## Collected data entries:
────────

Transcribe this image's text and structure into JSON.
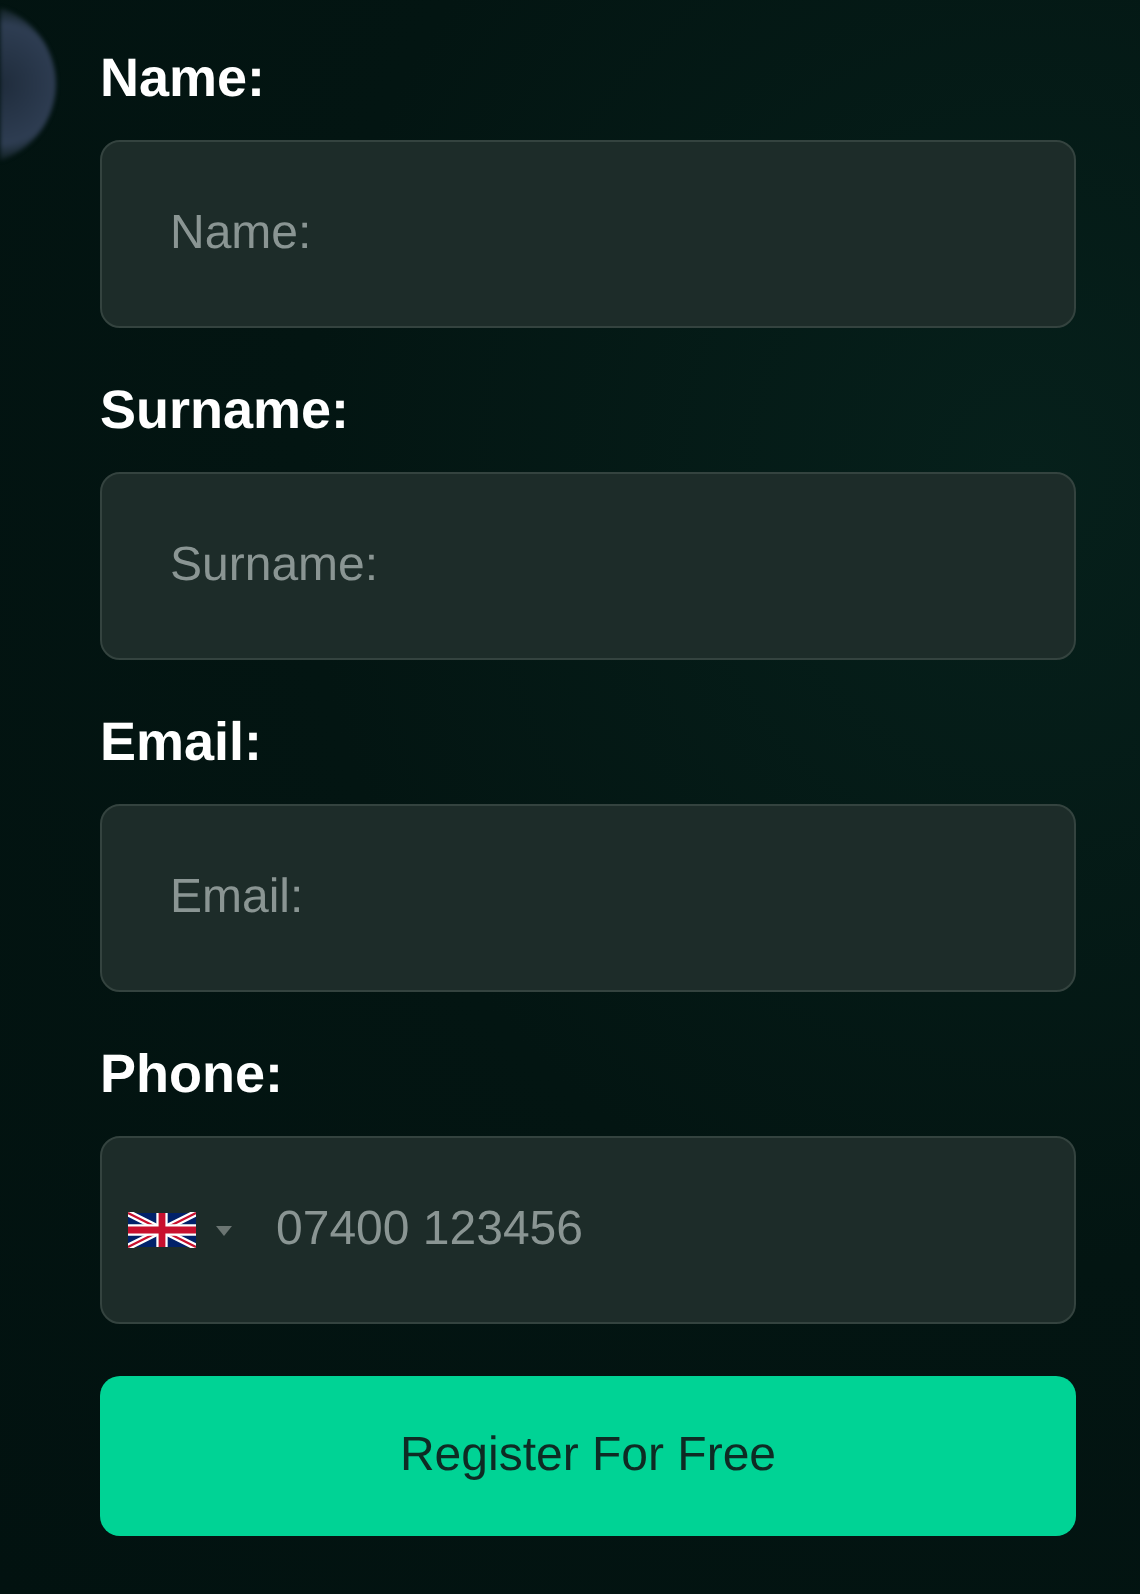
{
  "fields": [
    {
      "label": "Name:",
      "placeholder": "Name:",
      "kind": "text"
    },
    {
      "label": "Surname:",
      "placeholder": "Surname:",
      "kind": "text"
    },
    {
      "label": "Email:",
      "placeholder": "Email:",
      "kind": "text"
    },
    {
      "label": "Phone:",
      "placeholder": "07400 123456",
      "kind": "phone"
    }
  ],
  "submit": "Register For Free"
}
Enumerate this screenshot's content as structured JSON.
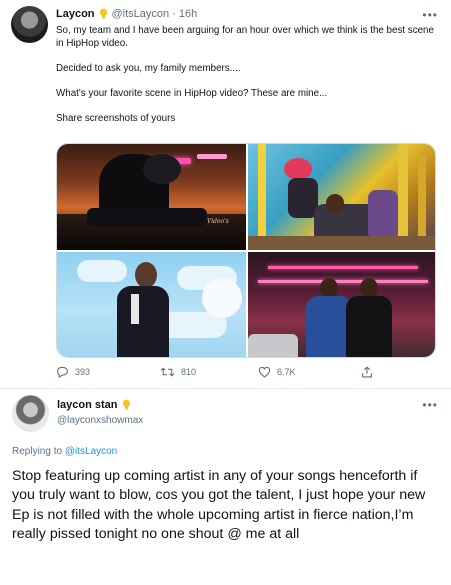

────────

## Aim:
Copy every entry exactly as written. Pictures are excluded.

## Result for this task:
Transcribe this image's text and structure into JSON.
{
  "fields": [
    {
      "label": "Name:",
      "placeholder": "Name:",
      "kind": "text"
    },
    {
      "label": "Surname:",
      "placeholder": "Surname:",
      "kind": "text"
    },
    {
      "label": "Email:",
      "placeholder": "Email:",
      "kind": "text"
    },
    {
      "label": "Phone:",
      "placeholder": "07400 123456",
      "kind": "phone"
    }
  ],
  "submit": "Register For Free"
}
Enumerate this screenshot's content as structured JSON.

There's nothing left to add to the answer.